Tarefa proposta 1 -
Transcreva fielmente o trecho do texto sobre o desemprego em Cabo Frio que começa em "Cidade do Desemprego" e termina em "no nosso município.".
Tarefa proposta 2 -
Com base no texto sobre o desemprego em Cabo Frio, explique por que todos perdem com o cenário descrito.
Tarefa proposta 3 -
Relacione todas as informações quantitativas sobre empregos e empresas apresentadas no texto sobre o desemprego em Cabo Frio, cada uma com o número correspondente.

**** Texto do exercício ****

Cidade do Desemprego - Queda da renda das famílias faz comércio fechar as portas

Frequentes nos pontos comerciais, as placas de “Vende-se” e “Passo o Ponto” são um retrato fiel da triste situação de desemprego e queda da renda da família cabofriense. Só no primeiro semestre de 2019, a cidade de Cabo Frio fechou mais de 600 postos de trabalho formais, uma média de 100 por mês (dados do CAGED). Somado a isso ainda há a grande insegurança dos servidores públicos que, devido aos salários atrasados, volta e meia entram em greve.

Todos perdem com esse cenário, pois, com o aumento do desemprego e com a falta de cumprimento salarial da maior empregadora da cidade, a prefeitura, cai consideravelmente a renda do cidadão. Cai também o consumo, que é a mola propulsora do setor de comércio e serviços, qual vem minguando no nosso município.

É importante dizer que, a cada 10 postos de trabalho, 7 são preenchidos pelas pequenas e médias empresas, aquelas que empregam de 3 a 15 funcionários. Sem consumo, essas empresas demitem e quebram, o que repercute na baixa oferta de postos de trabalho na nossa cidade.

**** Informações de origem ****

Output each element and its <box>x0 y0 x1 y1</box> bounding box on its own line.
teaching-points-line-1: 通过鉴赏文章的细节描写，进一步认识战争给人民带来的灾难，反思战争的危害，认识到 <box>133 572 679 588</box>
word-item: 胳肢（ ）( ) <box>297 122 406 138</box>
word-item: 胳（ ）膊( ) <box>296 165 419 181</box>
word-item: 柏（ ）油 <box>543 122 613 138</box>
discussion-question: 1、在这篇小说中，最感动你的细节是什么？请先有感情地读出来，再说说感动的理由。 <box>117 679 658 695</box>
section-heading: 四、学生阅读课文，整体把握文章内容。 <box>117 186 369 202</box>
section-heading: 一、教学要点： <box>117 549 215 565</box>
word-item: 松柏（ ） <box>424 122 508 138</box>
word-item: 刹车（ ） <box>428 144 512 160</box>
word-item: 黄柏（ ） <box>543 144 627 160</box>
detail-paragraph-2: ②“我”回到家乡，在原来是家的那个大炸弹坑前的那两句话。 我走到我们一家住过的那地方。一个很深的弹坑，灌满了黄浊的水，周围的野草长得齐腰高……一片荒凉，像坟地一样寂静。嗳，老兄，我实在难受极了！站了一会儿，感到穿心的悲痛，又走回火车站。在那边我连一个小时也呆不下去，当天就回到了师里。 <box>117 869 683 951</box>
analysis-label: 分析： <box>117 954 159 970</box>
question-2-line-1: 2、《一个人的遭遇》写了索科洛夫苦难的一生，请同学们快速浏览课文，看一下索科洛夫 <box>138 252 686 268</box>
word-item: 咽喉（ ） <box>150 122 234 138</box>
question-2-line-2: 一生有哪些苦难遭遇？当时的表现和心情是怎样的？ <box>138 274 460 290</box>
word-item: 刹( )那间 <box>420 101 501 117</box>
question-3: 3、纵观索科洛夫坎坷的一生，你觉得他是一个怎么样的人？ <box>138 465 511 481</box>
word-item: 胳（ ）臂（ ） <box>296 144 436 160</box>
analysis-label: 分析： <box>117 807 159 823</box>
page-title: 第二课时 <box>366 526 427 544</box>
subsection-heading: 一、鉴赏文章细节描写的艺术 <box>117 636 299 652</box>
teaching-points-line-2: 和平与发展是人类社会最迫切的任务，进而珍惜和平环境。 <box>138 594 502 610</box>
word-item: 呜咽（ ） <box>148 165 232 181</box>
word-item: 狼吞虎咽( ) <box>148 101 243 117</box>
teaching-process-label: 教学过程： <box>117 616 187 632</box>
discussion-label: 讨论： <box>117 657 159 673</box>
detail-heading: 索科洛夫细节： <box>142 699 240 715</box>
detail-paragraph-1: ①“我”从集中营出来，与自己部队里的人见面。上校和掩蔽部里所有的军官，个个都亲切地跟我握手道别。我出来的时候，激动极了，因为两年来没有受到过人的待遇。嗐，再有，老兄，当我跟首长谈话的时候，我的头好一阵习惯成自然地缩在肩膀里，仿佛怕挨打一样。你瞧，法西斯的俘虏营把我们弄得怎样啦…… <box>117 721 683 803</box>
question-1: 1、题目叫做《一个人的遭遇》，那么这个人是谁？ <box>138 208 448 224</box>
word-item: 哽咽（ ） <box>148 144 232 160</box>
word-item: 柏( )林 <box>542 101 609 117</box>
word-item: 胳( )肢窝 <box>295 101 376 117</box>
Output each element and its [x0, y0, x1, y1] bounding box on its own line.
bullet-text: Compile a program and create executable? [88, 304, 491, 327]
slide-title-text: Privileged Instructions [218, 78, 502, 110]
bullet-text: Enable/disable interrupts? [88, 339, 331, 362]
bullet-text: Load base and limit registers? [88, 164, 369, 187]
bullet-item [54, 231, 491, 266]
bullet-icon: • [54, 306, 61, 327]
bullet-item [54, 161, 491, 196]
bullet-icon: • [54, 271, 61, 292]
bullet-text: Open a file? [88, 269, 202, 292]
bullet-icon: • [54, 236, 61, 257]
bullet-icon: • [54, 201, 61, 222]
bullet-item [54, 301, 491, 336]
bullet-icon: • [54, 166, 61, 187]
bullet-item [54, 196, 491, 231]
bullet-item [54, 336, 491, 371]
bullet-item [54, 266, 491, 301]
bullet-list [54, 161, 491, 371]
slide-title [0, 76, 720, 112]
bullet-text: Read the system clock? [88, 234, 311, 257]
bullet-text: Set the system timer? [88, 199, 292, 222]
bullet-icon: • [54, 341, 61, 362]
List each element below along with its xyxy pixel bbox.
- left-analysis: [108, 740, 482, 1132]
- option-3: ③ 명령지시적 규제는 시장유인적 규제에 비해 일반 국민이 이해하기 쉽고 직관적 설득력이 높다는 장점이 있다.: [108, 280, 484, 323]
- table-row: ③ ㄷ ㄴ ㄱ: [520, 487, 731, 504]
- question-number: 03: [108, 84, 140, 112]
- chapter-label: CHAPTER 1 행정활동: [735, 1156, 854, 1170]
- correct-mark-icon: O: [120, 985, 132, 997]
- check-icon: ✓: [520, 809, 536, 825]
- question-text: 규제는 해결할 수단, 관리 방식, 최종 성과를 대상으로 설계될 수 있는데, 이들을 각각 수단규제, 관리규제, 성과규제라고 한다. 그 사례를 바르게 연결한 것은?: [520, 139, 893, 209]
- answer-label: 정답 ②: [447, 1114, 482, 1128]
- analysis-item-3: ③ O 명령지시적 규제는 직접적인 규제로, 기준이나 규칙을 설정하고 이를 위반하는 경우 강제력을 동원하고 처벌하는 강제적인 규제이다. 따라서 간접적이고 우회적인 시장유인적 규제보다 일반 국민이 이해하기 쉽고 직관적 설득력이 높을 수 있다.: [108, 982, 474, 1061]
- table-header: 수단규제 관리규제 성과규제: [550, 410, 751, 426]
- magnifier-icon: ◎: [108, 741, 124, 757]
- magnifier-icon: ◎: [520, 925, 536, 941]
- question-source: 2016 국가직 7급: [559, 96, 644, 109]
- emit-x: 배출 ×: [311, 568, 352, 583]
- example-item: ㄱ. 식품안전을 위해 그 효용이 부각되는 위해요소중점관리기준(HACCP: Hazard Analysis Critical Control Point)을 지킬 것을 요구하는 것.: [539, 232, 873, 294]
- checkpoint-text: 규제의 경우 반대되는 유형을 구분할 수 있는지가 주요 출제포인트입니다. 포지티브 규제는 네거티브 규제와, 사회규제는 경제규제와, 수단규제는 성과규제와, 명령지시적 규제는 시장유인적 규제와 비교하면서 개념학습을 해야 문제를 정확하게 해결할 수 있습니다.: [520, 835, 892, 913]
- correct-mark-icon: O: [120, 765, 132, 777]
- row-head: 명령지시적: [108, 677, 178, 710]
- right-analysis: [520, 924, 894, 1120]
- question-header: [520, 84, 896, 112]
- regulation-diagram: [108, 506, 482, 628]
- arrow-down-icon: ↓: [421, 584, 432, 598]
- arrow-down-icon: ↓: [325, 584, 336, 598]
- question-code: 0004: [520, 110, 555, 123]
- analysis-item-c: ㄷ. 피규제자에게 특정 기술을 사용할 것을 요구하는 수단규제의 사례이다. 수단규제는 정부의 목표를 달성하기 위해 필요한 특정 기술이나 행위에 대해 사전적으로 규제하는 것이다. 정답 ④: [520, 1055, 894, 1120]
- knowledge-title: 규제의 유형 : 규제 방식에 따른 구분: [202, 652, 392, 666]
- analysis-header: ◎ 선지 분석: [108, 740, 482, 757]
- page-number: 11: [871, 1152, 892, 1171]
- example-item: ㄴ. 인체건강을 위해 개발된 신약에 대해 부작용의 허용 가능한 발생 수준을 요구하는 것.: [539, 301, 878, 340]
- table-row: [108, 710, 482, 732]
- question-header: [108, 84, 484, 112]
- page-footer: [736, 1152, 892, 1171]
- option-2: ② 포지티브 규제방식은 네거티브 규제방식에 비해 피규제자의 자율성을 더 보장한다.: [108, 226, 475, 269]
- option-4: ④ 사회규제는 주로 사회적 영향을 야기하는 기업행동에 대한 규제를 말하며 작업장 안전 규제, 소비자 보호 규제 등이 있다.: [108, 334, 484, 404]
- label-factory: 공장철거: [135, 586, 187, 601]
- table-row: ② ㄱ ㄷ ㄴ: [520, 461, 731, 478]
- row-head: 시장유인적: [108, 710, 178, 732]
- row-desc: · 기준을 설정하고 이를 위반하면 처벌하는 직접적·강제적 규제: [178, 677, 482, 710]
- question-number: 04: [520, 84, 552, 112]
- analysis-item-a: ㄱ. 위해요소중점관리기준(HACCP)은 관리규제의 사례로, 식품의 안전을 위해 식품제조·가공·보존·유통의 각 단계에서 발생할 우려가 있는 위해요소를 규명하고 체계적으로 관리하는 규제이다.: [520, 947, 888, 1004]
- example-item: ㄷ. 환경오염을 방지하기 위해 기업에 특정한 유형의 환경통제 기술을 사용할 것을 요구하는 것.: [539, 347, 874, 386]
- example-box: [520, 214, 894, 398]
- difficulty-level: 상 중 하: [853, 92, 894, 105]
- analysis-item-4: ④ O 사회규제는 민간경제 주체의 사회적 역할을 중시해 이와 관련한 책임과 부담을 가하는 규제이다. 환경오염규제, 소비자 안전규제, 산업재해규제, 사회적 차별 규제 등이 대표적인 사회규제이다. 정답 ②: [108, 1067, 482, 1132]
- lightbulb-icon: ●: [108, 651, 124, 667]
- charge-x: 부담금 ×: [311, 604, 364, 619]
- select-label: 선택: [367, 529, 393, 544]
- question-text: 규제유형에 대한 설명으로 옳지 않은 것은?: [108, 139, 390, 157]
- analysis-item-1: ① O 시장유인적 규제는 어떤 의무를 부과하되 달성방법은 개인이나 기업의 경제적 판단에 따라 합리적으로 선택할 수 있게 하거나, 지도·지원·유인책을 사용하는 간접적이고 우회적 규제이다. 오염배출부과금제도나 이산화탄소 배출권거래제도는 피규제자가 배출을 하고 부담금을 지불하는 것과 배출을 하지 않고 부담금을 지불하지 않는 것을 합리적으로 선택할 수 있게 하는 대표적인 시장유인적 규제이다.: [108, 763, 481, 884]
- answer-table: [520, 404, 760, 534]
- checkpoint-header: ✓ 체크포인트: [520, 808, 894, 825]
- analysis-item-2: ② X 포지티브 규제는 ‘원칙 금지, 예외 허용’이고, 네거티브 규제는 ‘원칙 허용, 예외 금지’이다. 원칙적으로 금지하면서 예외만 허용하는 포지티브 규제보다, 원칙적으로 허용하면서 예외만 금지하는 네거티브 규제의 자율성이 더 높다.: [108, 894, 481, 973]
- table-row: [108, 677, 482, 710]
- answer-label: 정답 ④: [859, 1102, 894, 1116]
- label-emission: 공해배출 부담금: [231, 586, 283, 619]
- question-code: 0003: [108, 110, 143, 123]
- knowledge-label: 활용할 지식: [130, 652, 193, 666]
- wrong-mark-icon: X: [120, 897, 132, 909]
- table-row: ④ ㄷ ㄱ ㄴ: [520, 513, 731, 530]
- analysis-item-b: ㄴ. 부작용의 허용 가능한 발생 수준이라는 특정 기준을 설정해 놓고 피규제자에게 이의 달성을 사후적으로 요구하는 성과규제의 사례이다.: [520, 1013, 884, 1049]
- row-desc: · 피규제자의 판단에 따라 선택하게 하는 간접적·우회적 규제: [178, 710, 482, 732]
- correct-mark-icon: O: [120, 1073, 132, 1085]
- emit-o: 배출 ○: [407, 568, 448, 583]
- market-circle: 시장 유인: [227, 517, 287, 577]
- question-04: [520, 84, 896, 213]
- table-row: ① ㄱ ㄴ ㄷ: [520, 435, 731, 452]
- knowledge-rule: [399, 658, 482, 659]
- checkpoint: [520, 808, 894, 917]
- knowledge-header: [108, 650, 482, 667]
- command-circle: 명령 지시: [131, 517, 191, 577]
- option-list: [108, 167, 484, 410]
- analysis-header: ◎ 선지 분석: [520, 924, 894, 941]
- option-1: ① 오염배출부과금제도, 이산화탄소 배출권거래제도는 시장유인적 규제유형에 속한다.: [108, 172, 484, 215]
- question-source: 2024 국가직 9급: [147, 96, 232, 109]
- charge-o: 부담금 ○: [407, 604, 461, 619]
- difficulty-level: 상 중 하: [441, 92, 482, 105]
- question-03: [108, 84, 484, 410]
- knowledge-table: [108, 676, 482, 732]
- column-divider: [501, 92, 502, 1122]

****

Resultado 1 -
Cidade do Desemprego - Queda da renda das famílias faz comércio fechar as portas

Frequentes nos pontos comerciais, as placas de “Vende-se” e “Passo o Ponto” são um retrato fiel da triste situação de desemprego e queda da renda da família cabofriense. Só no primeiro semestre de 2019, a cidade de Cabo Frio fechou mais de 600 postos de trabalho formais, uma média de 100 por mês (dados do CAGED). Somado a isso ainda há a grande insegurança dos servidores públicos que, devido aos salários atrasados, volta e meia entram em greve.

Todos perdem com esse cenário, pois, com o aumento do desemprego e com a falta de cumprimento salarial da maior empregadora da cidade, a prefeitura, cai consideravelmente a renda do cidadão. Cai também o consumo, que é a mola propulsora do setor de comércio e serviços, qual vem minguando no nosso município.

Resultado 2 -
Todos perdem porque o aumento do desemprego e a falta de cumprimento salarial da prefeitura, maior empregadora da cidade, fazem cair consideravelmente a renda do cidadão. Com isso cai também o consumo, que é a mola propulsora do setor de comércio e serviços.

Resultado 3 -
- Mais de 600 postos de trabalho formais fechados em Cabo Frio no primeiro semestre de 2019
- Média de 100 postos fechados por mês
- 7 de cada 10 postos de trabalho preenchidos pelas pequenas e médias empresas
- Pequenas e médias empresas são as que empregam de 3 a 15 funcionários